>>>

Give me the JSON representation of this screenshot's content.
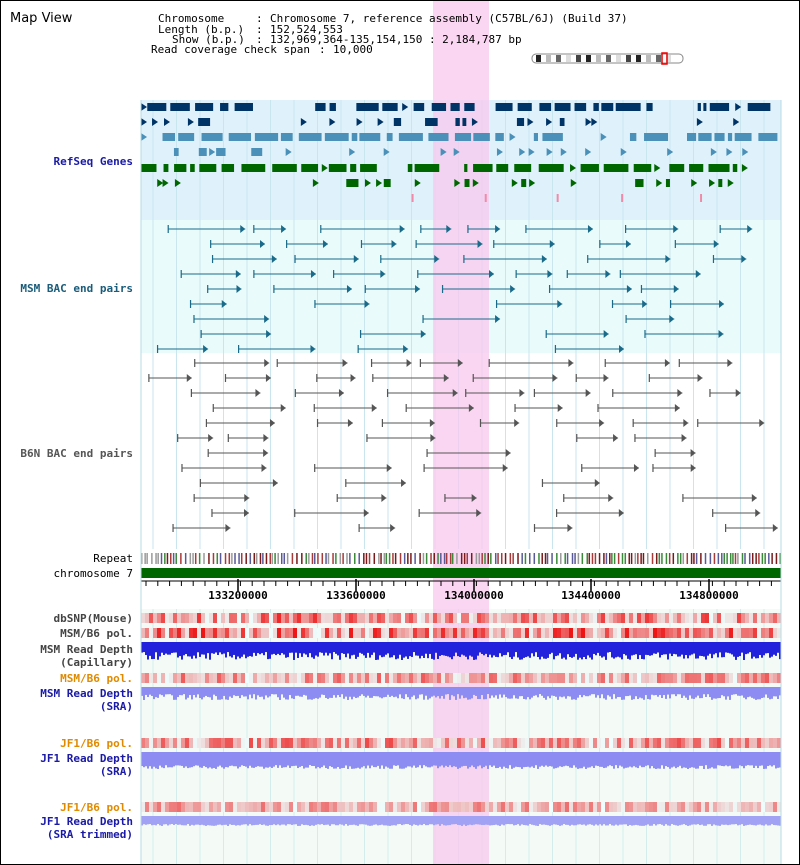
{
  "header": {
    "title": "Map View",
    "chromosome_key": "Chromosome",
    "chromosome_value": "Chromosome 7, reference assembly (C57BL/6J) (Build 37)",
    "length_key": "Length (b.p.)",
    "length_value": "152,524,553",
    "show_key": "Show (b.p.)",
    "show_value": "132,969,364-135,154,150 : 2,184,787 bp",
    "coverage_key": "Read coverage check span",
    "coverage_value": "10,000"
  },
  "tracks": {
    "refseq": {
      "label": "RefSeq Genes",
      "color": "#1a1aa6"
    },
    "msm_bac": {
      "label": "MSM BAC end pairs",
      "color": "#1a5c7a"
    },
    "b6n_bac": {
      "label": "B6N BAC end pairs",
      "color": "#555555"
    },
    "repeat": {
      "label": "Repeat"
    },
    "chromosome": {
      "label": "chromosome 7",
      "color": "#006600"
    }
  },
  "axis": {
    "ticks": [
      "133200000",
      "133600000",
      "134000000",
      "134400000",
      "134800000"
    ]
  },
  "lower_tracks": [
    {
      "label": "dbSNP(Mouse)",
      "color": "#444444"
    },
    {
      "label": "MSM/B6 pol.",
      "color": "#444444"
    },
    {
      "label": "MSM Read Depth",
      "sub": "(Capillary)",
      "color": "#444444"
    },
    {
      "label": "MSM/B6 pol.",
      "color": "#e08a00"
    },
    {
      "label": "MSM Read Depth",
      "sub": "(SRA)",
      "color": "#1a1aa6"
    },
    {
      "label": "JF1/B6 pol.",
      "color": "#e08a00"
    },
    {
      "label": "JF1 Read Depth",
      "sub": "(SRA)",
      "color": "#1a1aa6"
    },
    {
      "label": "JF1/B6 pol.",
      "color": "#e08a00"
    },
    {
      "label": "JF1 Read Depth",
      "sub": "(SRA trimmed)",
      "color": "#1a1aa6"
    }
  ],
  "colors": {
    "highlight": "#f8c8ee",
    "gene_navy": "#003366",
    "gene_teal": "#4a90b8",
    "gene_green": "#006600",
    "depth_blue": "#2222dd",
    "depth_light": "#8c8cf2"
  }
}
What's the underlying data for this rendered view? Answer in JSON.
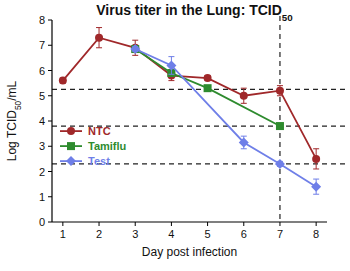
{
  "chart_data": {
    "type": "line",
    "title": "Virus titer in the Lung: TCID50",
    "x_label": "Day post infection",
    "y_label": "Log TCID50/mL",
    "xlim": [
      0.7,
      8.3
    ],
    "xticks": [
      1,
      2,
      3,
      4,
      5,
      6,
      7,
      8
    ],
    "ylim": [
      0,
      8
    ],
    "yticks": [
      0,
      1,
      2,
      3,
      4,
      5,
      6,
      7,
      8
    ],
    "grid": false,
    "legend": "left",
    "reference_lines": {
      "y": [
        5.25,
        3.8,
        2.3
      ],
      "x": [
        7
      ]
    },
    "series": [
      {
        "name": "NTC",
        "color": "#a0282a",
        "marker": "circle",
        "x": [
          1,
          2,
          3,
          4,
          5,
          6,
          7,
          8
        ],
        "values": [
          5.6,
          7.3,
          6.9,
          5.8,
          5.7,
          5.0,
          5.2,
          2.5
        ],
        "errors": [
          0.1,
          0.4,
          0.3,
          0.2,
          0.1,
          0.3,
          0.2,
          0.4
        ]
      },
      {
        "name": "Tamiflu",
        "color": "#2e8b2e",
        "marker": "square",
        "x": [
          3,
          4,
          5,
          7
        ],
        "values": [
          6.85,
          5.9,
          5.3,
          3.8
        ],
        "errors": [
          0.1,
          0.1,
          0.1,
          0.1
        ]
      },
      {
        "name": "Test",
        "color": "#6f7fe8",
        "marker": "diamond",
        "x": [
          3,
          4,
          6,
          7,
          8
        ],
        "values": [
          6.85,
          6.2,
          3.15,
          2.3,
          1.4
        ],
        "errors": [
          0.1,
          0.35,
          0.25,
          0.1,
          0.3
        ]
      }
    ]
  }
}
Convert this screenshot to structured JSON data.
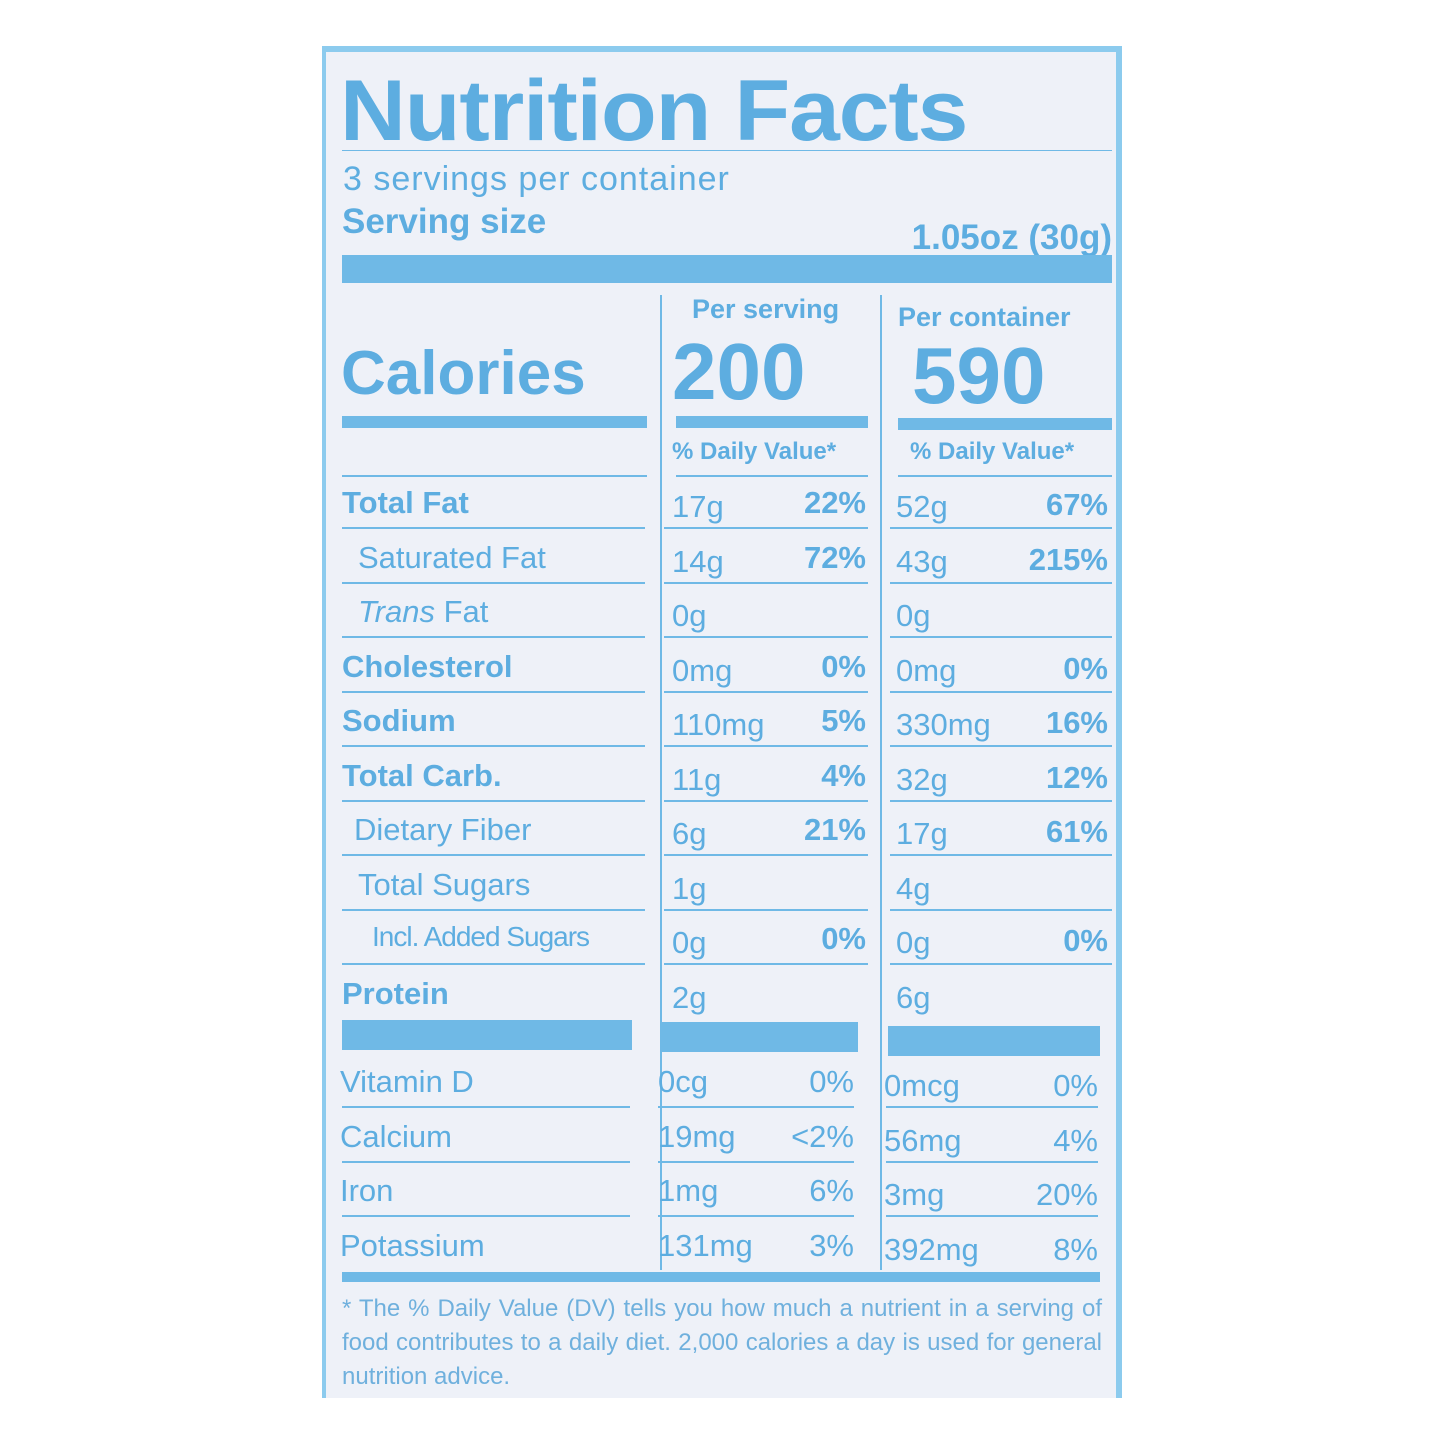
{
  "title": "Nutrition Facts",
  "servings_per_container": "3 servings per container",
  "serving_size": {
    "label": "Serving size",
    "value": "1.05oz (30g)"
  },
  "columns": {
    "per_serving": "Per serving",
    "per_container": "Per container"
  },
  "calories": {
    "label": "Calories",
    "per_serving": "200",
    "per_container": "590"
  },
  "daily_value_header": "% Daily Value*",
  "nutrients": [
    {
      "label": "Total Fat",
      "serving_amount": "17g",
      "serving_dv": "22%",
      "container_amount": "52g",
      "container_dv": "67%"
    },
    {
      "label": "Saturated Fat",
      "serving_amount": "14g",
      "serving_dv": "72%",
      "container_amount": "43g",
      "container_dv": "215%"
    },
    {
      "label_italic": "Trans",
      "label": " Fat",
      "serving_amount": "0g",
      "serving_dv": "",
      "container_amount": "0g",
      "container_dv": ""
    },
    {
      "label": "Cholesterol",
      "serving_amount": "0mg",
      "serving_dv": "0%",
      "container_amount": "0mg",
      "container_dv": "0%"
    },
    {
      "label": "Sodium",
      "serving_amount": "110mg",
      "serving_dv": "5%",
      "container_amount": "330mg",
      "container_dv": "16%"
    },
    {
      "label": "Total Carb.",
      "serving_amount": "11g",
      "serving_dv": "4%",
      "container_amount": "32g",
      "container_dv": "12%"
    },
    {
      "label": "Dietary Fiber",
      "serving_amount": "6g",
      "serving_dv": "21%",
      "container_amount": "17g",
      "container_dv": "61%"
    },
    {
      "label": "Total Sugars",
      "serving_amount": "1g",
      "serving_dv": "",
      "container_amount": "4g",
      "container_dv": ""
    },
    {
      "label": "Incl. Added Sugars",
      "serving_amount": "0g",
      "serving_dv": "0%",
      "container_amount": "0g",
      "container_dv": "0%"
    },
    {
      "label": "Protein",
      "serving_amount": "2g",
      "serving_dv": "",
      "container_amount": "6g",
      "container_dv": ""
    }
  ],
  "vitamins": [
    {
      "label": "Vitamin D",
      "serving_amount": "0cg",
      "serving_dv": "0%",
      "container_amount": "0mcg",
      "container_dv": "0%"
    },
    {
      "label": "Calcium",
      "serving_amount": "19mg",
      "serving_dv": "<2%",
      "container_amount": "56mg",
      "container_dv": "4%"
    },
    {
      "label": "Iron",
      "serving_amount": "1mg",
      "serving_dv": "6%",
      "container_amount": "3mg",
      "container_dv": "20%"
    },
    {
      "label": "Potassium",
      "serving_amount": "131mg",
      "serving_dv": "3%",
      "container_amount": "392mg",
      "container_dv": "8%"
    }
  ],
  "footnote": "* The % Daily Value (DV) tells you how much a nutrient in a serving of food contributes to a daily diet. 2,000 calories a day is used for general nutrition advice.",
  "colors": {
    "ink": "#5dade0",
    "border": "#8ccbee",
    "background": "#eef1f8"
  }
}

<<<

*What the task asks*. Give back all of the entries above exactly, with the pictures excluded.

*The answer*.
Give me the JSON representation of this screenshot's content.
{
  "header": {
    "title": "Map View",
    "chromosome_key": "Chromosome",
    "chromosome_value": "Chromosome 7, reference assembly (C57BL/6J) (Build 37)",
    "length_key": "Length (b.p.)",
    "length_value": "152,524,553",
    "show_key": "Show (b.p.)",
    "show_value": "132,969,364-135,154,150 : 2,184,787 bp",
    "coverage_key": "Read coverage check span",
    "coverage_value": "10,000"
  },
  "tracks": {
    "refseq": {
      "label": "RefSeq Genes",
      "color": "#1a1aa6"
    },
    "msm_bac": {
      "label": "MSM BAC end pairs",
      "color": "#1a5c7a"
    },
    "b6n_bac": {
      "label": "B6N BAC end pairs",
      "color": "#555555"
    },
    "repeat": {
      "label": "Repeat"
    },
    "chromosome": {
      "label": "chromosome 7",
      "color": "#006600"
    }
  },
  "axis": {
    "ticks": [
      "133200000",
      "133600000",
      "134000000",
      "134400000",
      "134800000"
    ]
  },
  "lower_tracks": [
    {
      "label": "dbSNP(Mouse)",
      "color": "#444444"
    },
    {
      "label": "MSM/B6 pol.",
      "color": "#444444"
    },
    {
      "label": "MSM Read Depth",
      "sub": "(Capillary)",
      "color": "#444444"
    },
    {
      "label": "MSM/B6 pol.",
      "color": "#e08a00"
    },
    {
      "label": "MSM Read Depth",
      "sub": "(SRA)",
      "color": "#1a1aa6"
    },
    {
      "label": "JF1/B6 pol.",
      "color": "#e08a00"
    },
    {
      "label": "JF1 Read Depth",
      "sub": "(SRA)",
      "color": "#1a1aa6"
    },
    {
      "label": "JF1/B6 pol.",
      "color": "#e08a00"
    },
    {
      "label": "JF1 Read Depth",
      "sub": "(SRA trimmed)",
      "color": "#1a1aa6"
    }
  ],
  "colors": {
    "highlight": "#f8c8ee",
    "gene_navy": "#003366",
    "gene_teal": "#4a90b8",
    "gene_green": "#006600",
    "depth_blue": "#2222dd",
    "depth_light": "#8c8cf2"
  }
}
What's the underlying data for this rendered view? Answer in JSON.
{
  "chart_data": {
    "type": "line",
    "title": "Virus titer in the Lung: TCID50",
    "x_label": "Day post infection",
    "y_label": "Log TCID50/mL",
    "xlim": [
      0.7,
      8.3
    ],
    "xticks": [
      1,
      2,
      3,
      4,
      5,
      6,
      7,
      8
    ],
    "ylim": [
      0,
      8
    ],
    "yticks": [
      0,
      1,
      2,
      3,
      4,
      5,
      6,
      7,
      8
    ],
    "grid": false,
    "legend": "left",
    "reference_lines": {
      "y": [
        5.25,
        3.8,
        2.3
      ],
      "x": [
        7
      ]
    },
    "series": [
      {
        "name": "NTC",
        "color": "#a0282a",
        "marker": "circle",
        "x": [
          1,
          2,
          3,
          4,
          5,
          6,
          7,
          8
        ],
        "values": [
          5.6,
          7.3,
          6.9,
          5.8,
          5.7,
          5.0,
          5.2,
          2.5
        ],
        "errors": [
          0.1,
          0.4,
          0.3,
          0.2,
          0.1,
          0.3,
          0.2,
          0.4
        ]
      },
      {
        "name": "Tamiflu",
        "color": "#2e8b2e",
        "marker": "square",
        "x": [
          3,
          4,
          5,
          7
        ],
        "values": [
          6.85,
          5.9,
          5.3,
          3.8
        ],
        "errors": [
          0.1,
          0.1,
          0.1,
          0.1
        ]
      },
      {
        "name": "Test",
        "color": "#6f7fe8",
        "marker": "diamond",
        "x": [
          3,
          4,
          6,
          7,
          8
        ],
        "values": [
          6.85,
          6.2,
          3.15,
          2.3,
          1.4
        ],
        "errors": [
          0.1,
          0.35,
          0.25,
          0.1,
          0.3
        ]
      }
    ]
  }
}
Convert this screenshot to structured JSON data.
{
  "title": "Nutrition Facts",
  "servings_per_container": "3 servings per container",
  "serving_size": {
    "label": "Serving size",
    "value": "1.05oz (30g)"
  },
  "columns": {
    "per_serving": "Per serving",
    "per_container": "Per container"
  },
  "calories": {
    "label": "Calories",
    "per_serving": "200",
    "per_container": "590"
  },
  "daily_value_header": "% Daily Value*",
  "nutrients": [
    {
      "label": "Total Fat",
      "serving_amount": "17g",
      "serving_dv": "22%",
      "container_amount": "52g",
      "container_dv": "67%"
    },
    {
      "label": "Saturated Fat",
      "serving_amount": "14g",
      "serving_dv": "72%",
      "container_amount": "43g",
      "container_dv": "215%"
    },
    {
      "label_italic": "Trans",
      "label": " Fat",
      "serving_amount": "0g",
      "serving_dv": "",
      "container_amount": "0g",
      "container_dv": ""
    },
    {
      "label": "Cholesterol",
      "serving_amount": "0mg",
      "serving_dv": "0%",
      "container_amount": "0mg",
      "container_dv": "0%"
    },
    {
      "label": "Sodium",
      "serving_amount": "110mg",
      "serving_dv": "5%",
      "container_amount": "330mg",
      "container_dv": "16%"
    },
    {
      "label": "Total Carb.",
      "serving_amount": "11g",
      "serving_dv": "4%",
      "container_amount": "32g",
      "container_dv": "12%"
    },
    {
      "label": "Dietary Fiber",
      "serving_amount": "6g",
      "serving_dv": "21%",
      "container_amount": "17g",
      "container_dv": "61%"
    },
    {
      "label": "Total Sugars",
      "serving_amount": "1g",
      "serving_dv": "",
      "container_amount": "4g",
      "container_dv": ""
    },
    {
      "label": "Incl. Added Sugars",
      "serving_amount": "0g",
      "serving_dv": "0%",
      "container_amount": "0g",
      "container_dv": "0%"
    },
    {
      "label": "Protein",
      "serving_amount": "2g",
      "serving_dv": "",
      "container_amount": "6g",
      "container_dv": ""
    }
  ],
  "vitamins": [
    {
      "label": "Vitamin D",
      "serving_amount": "0cg",
      "serving_dv": "0%",
      "container_amount": "0mcg",
      "container_dv": "0%"
    },
    {
      "label": "Calcium",
      "serving_amount": "19mg",
      "serving_dv": "<2%",
      "container_amount": "56mg",
      "container_dv": "4%"
    },
    {
      "label": "Iron",
      "serving_amount": "1mg",
      "serving_dv": "6%",
      "container_amount": "3mg",
      "container_dv": "20%"
    },
    {
      "label": "Potassium",
      "serving_amount": "131mg",
      "serving_dv": "3%",
      "container_amount": "392mg",
      "container_dv": "8%"
    }
  ],
  "footnote": "* The % Daily Value (DV) tells you how much a nutrient in a serving of food contributes to a daily diet. 2,000 calories a day is used for general nutrition advice.",
  "colors": {
    "ink": "#5dade0",
    "border": "#8ccbee",
    "background": "#eef1f8"
  }
}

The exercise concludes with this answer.